[Texte source]
Mme PI IHSU, Caucus mondial des jeunes, a mis l’accent sur la revitalisation de la culture et de la langue, en estimant que l’amélioration de l’éducation était le meilleur moyen de renforcer les capacités des peuples autochtones.  Elle a demandé à l’Instance d’examiner la question de la pauvreté en s’assurant que les politiques de développement ne soient pas mises en œuvre contre l’intérêt des peuples autochtones. 


M. TULIAN, Collectif du Pacifique, a souhaité que les propriétaires traditionnels puissent participer pleinement aux prises de décisions et de consultations relatives à la gestion de leurs terres.  Dénonçant la pression de l’industrie extractive pour s’accaparer des terres ancestrales, il a demandé à l’Instance permanente d’exhorter les États à nommer un commissaire qui serait chargé d’élaborer des normes dans ce domaine, notamment pour atténuer les incidences négatives sur les communautés locales. Soulignant ensuite que les droits de pêche des peuples autochtones ne sont pas formellement reconnus dans la région du Pacifique, parce que la pêche est réglementée par les États, il a exhorté l’Australie, la France, le Chili et les États-Unis à respecter la lettre et l’esprit de la Déclaration des Nations Unies. 


Pour ce qui est de la question des pensionnats, le représentant a expliqué que les autochtones n’ont pas à sacrifier leur droit à l’autodétermination et à l’intégrité culturelle pour réaliser leur droit à l’éducation.  Il doit leur être possible de fréquenter des établissements scolaires de bon niveau sur leurs territoires propres.  Dénonçant l’impact des politiques d’assimilation sur les jeunes autochtones, le représentant a insisté sur la nécessité de veiller au respect de l’article 14 de la Déclaration qui souligne l’importance de l’éducation et de la culture pour les peuples autochtones.  Il a demandé aux États à exploiter les nouvelles technologies, en proposant des cours à distance.

[Tâches à réaliser]
1. Dans le texte sur les interventions devant l'Instance permanente, quels pays M. TULIAN exhorte-t-il à respecter la Déclaration des Nations Unies ?
2. Écrivez la suite du texte sur les interventions devant l'Instance permanente, en reprenant après sa dernière phrase.

[Extraits de données]
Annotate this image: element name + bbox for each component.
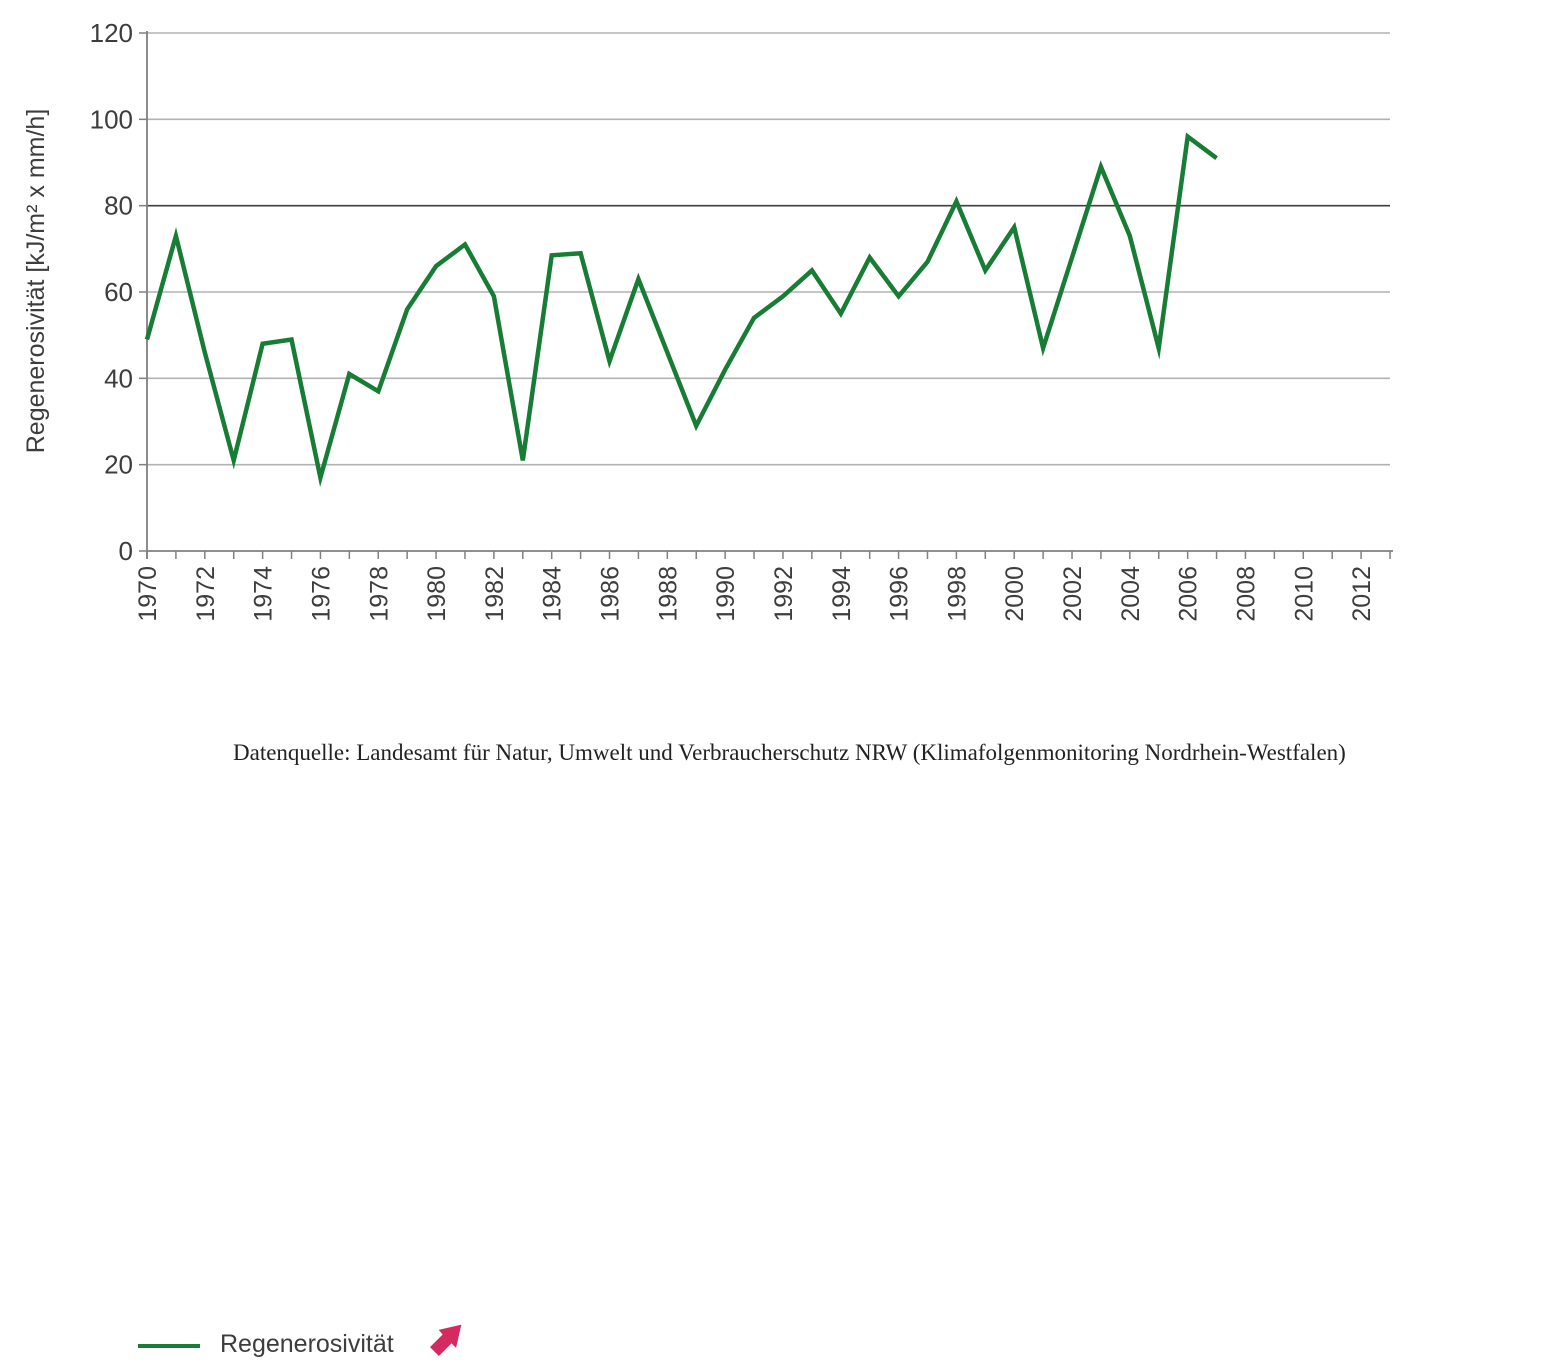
y-tick-label-20: 20 [104,450,133,480]
x-tick-label-1984: 1984 [539,566,567,622]
x-tick-label-1988: 1988 [654,566,682,622]
trend-up-arrow-icon [430,1324,462,1356]
x-tick-label-2002: 2002 [1059,566,1087,622]
x-tick-label-1992: 1992 [770,566,798,622]
x-tick-label-2010: 2010 [1290,566,1318,622]
x-tick-label-2008: 2008 [1232,566,1260,622]
legend-line-swatch [138,1344,200,1348]
x-tick-label-1974: 1974 [250,566,278,622]
x-tick-label-1982: 1982 [481,566,509,622]
x-tick-label-1978: 1978 [365,566,393,622]
x-tick-label-1976: 1976 [307,566,335,622]
x-tick-label-2006: 2006 [1175,566,1203,622]
x-tick-label-1990: 1990 [712,566,740,622]
x-tick-label-1972: 1972 [192,566,220,622]
legend-label: Regenerosivität [220,1330,394,1358]
x-tick-label-1980: 1980 [423,566,451,622]
data-source-text: Datenquelle: Landesamt für Natur, Umwelt… [233,740,1346,765]
x-tick-label-1994: 1994 [828,566,856,622]
y-tick-label-0: 0 [119,536,133,566]
y-tick-label-80: 80 [104,191,133,221]
y-tick-label-100: 100 [90,104,133,134]
y-tick-label-60: 60 [104,277,133,307]
x-tick-label-2000: 2000 [1001,566,1029,622]
plot-area: 0 20 40 60 80 100 120 1970 1972 1974 1976 1978 1980 1… [90,18,1393,622]
legend: Regenerosivität [0,660,600,1358]
y-axis-title: Regenerosivität [kJ/m² x mm/h] [22,108,50,454]
x-tick-label-2004: 2004 [1117,566,1145,622]
x-tick-label-1986: 1986 [597,566,625,622]
rain-erosivity-chart: 0 20 40 60 80 100 120 1970 1972 1974 1976 1978 1980 1… [0,18,1393,1358]
x-tick-label-1970: 1970 [134,566,162,622]
x-tick-label-2012: 2012 [1348,566,1376,622]
x-tick-label-1996: 1996 [886,566,914,622]
regenerosivitaet-line [144,132,1218,488]
x-tick-label-1998: 1998 [943,566,971,622]
y-tick-label-120: 120 [90,18,133,48]
y-tick-label-40: 40 [104,363,133,393]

[Résultats finaux]
1. L'Australie, la France, le Chili et les États-Unis.

2.
Il a également invité l’Instance permanente à faire une étude approfondie de la Doctrine de la découverte et de Terra Nullis et de son impact sur les droits fondamentaux des peuples autochtones.  Les conclusions et recommandations de cette étude devraient être présentées en 2012 par l’Instance.  Le Collectif du Pacifique propose en outre que l’Instance permanente se déplace d’une région à une autre de manière à permettre à toutes les régions d’avoir un accès équitable à ce mécanisme.  Pendant les rénovations de l’ONU à New York, l’Instance pourrait être basée à Bangkok, ce qui faciliterait la participation de la région Pacifique à ses travaux.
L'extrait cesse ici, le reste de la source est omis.